═════ Data section

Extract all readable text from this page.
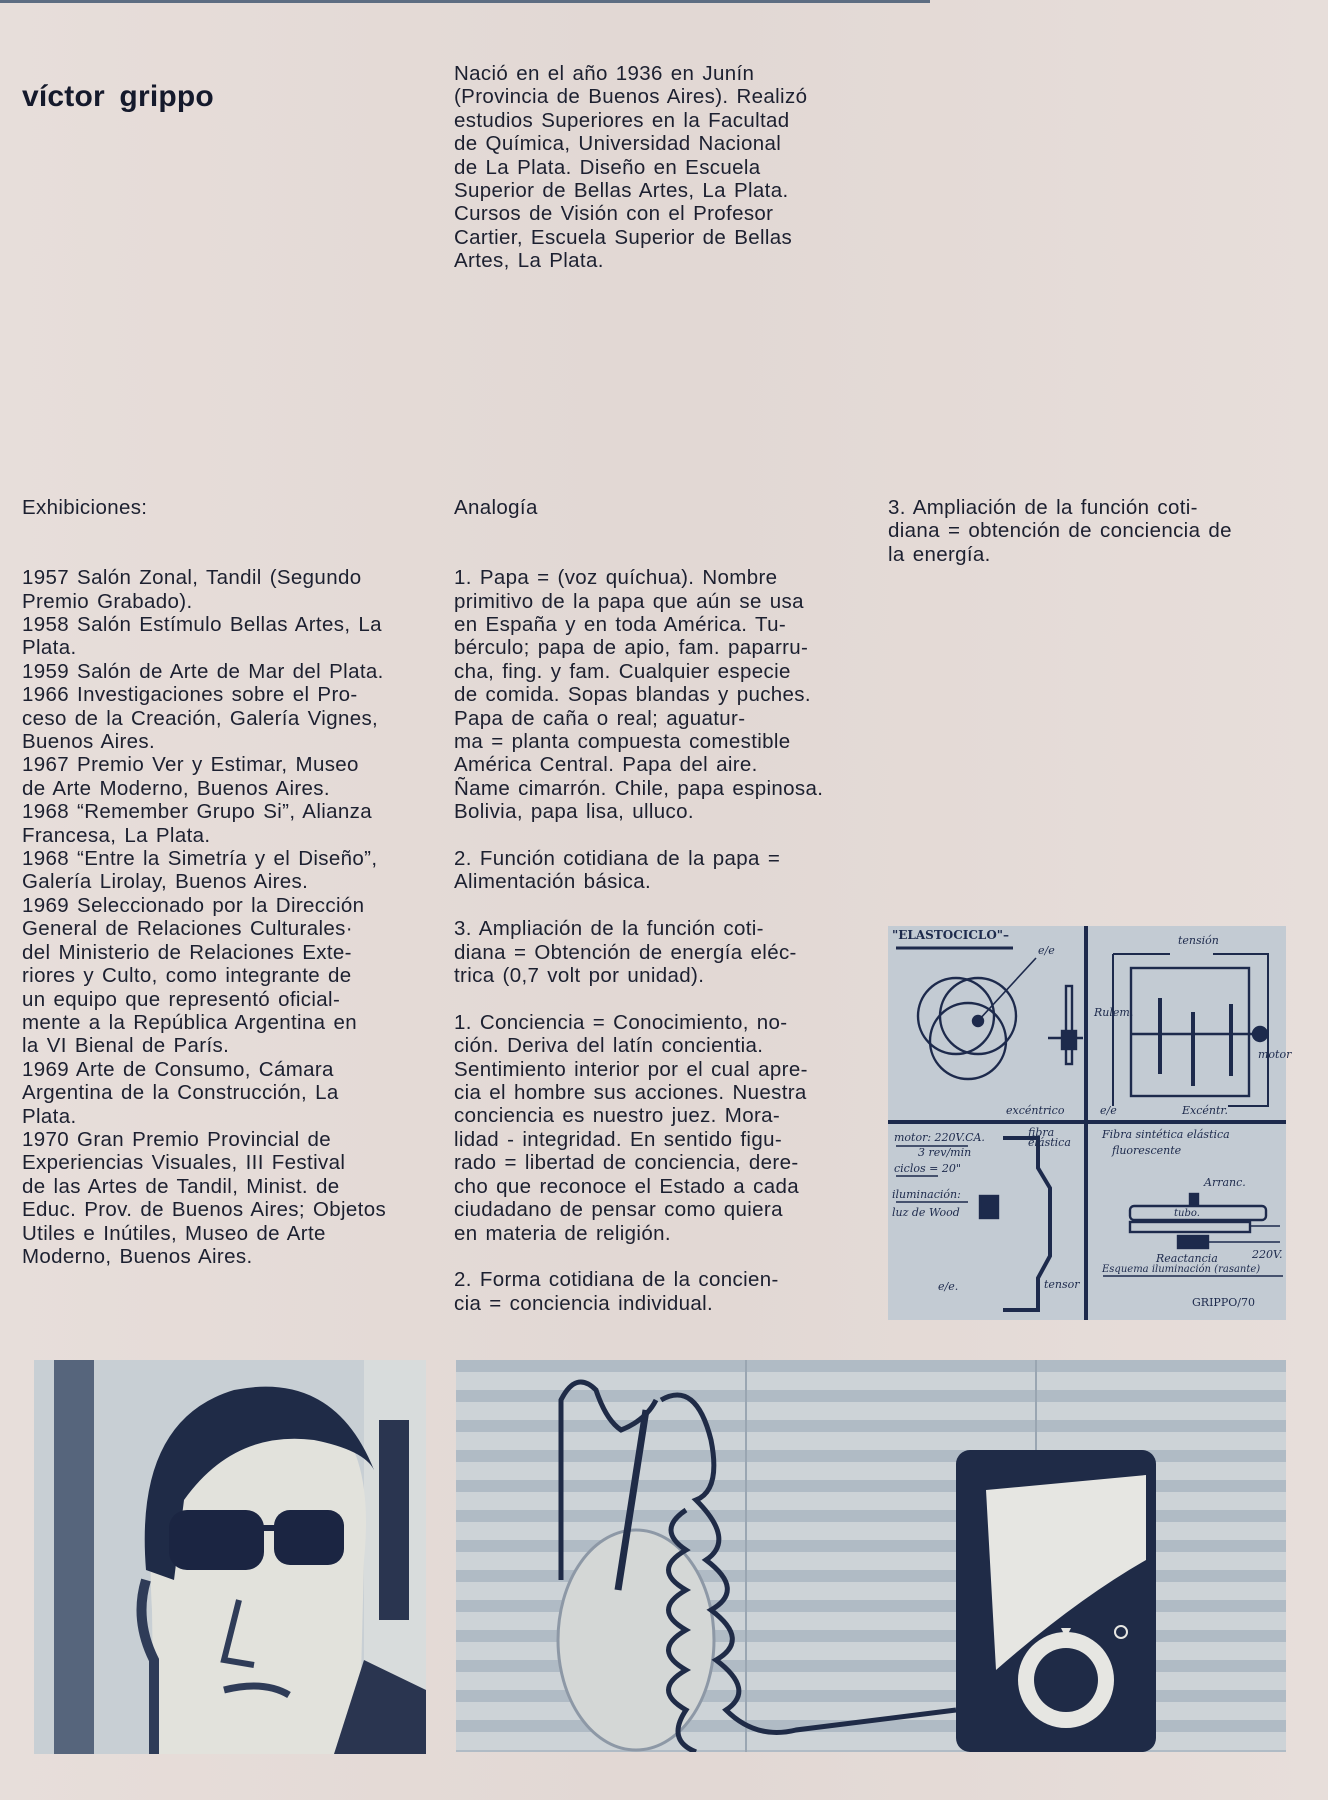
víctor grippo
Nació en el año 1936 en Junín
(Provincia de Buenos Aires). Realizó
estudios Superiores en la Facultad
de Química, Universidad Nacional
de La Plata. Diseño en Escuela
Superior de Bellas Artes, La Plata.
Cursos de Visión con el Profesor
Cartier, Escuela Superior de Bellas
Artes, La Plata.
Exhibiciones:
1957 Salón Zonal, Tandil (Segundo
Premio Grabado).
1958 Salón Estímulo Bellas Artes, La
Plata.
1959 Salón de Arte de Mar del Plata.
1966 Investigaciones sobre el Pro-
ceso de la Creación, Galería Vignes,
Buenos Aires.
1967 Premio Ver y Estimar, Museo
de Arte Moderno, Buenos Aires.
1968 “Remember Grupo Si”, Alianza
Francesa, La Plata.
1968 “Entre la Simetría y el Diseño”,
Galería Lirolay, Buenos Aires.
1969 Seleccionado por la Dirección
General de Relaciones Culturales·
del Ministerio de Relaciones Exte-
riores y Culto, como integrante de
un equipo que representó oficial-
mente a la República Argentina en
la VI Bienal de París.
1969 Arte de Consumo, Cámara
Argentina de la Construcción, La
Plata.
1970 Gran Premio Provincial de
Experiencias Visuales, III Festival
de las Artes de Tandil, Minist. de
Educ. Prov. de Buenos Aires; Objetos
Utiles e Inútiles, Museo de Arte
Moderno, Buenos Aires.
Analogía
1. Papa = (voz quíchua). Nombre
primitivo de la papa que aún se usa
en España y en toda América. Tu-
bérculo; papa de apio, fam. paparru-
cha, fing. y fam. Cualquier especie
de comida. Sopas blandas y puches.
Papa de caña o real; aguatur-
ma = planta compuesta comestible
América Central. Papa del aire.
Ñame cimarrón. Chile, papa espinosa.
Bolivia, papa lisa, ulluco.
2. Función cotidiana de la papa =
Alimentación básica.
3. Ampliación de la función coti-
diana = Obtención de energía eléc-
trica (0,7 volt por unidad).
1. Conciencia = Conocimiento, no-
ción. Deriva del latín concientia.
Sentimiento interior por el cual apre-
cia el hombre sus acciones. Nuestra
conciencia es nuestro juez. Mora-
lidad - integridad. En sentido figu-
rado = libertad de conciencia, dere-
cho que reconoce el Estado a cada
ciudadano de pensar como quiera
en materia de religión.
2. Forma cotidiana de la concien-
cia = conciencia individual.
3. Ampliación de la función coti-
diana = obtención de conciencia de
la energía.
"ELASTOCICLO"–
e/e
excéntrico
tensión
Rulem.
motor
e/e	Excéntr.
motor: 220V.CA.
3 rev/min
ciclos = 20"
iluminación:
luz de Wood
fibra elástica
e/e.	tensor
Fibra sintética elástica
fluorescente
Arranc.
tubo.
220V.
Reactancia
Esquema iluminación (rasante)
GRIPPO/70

══════════

Goal> Copy all the lines above that hold the string "Premio".

Problem solution>
Premio Grabado).
1967 Premio Ver y Estimar, Museo
1970 Gran Premio Provincial de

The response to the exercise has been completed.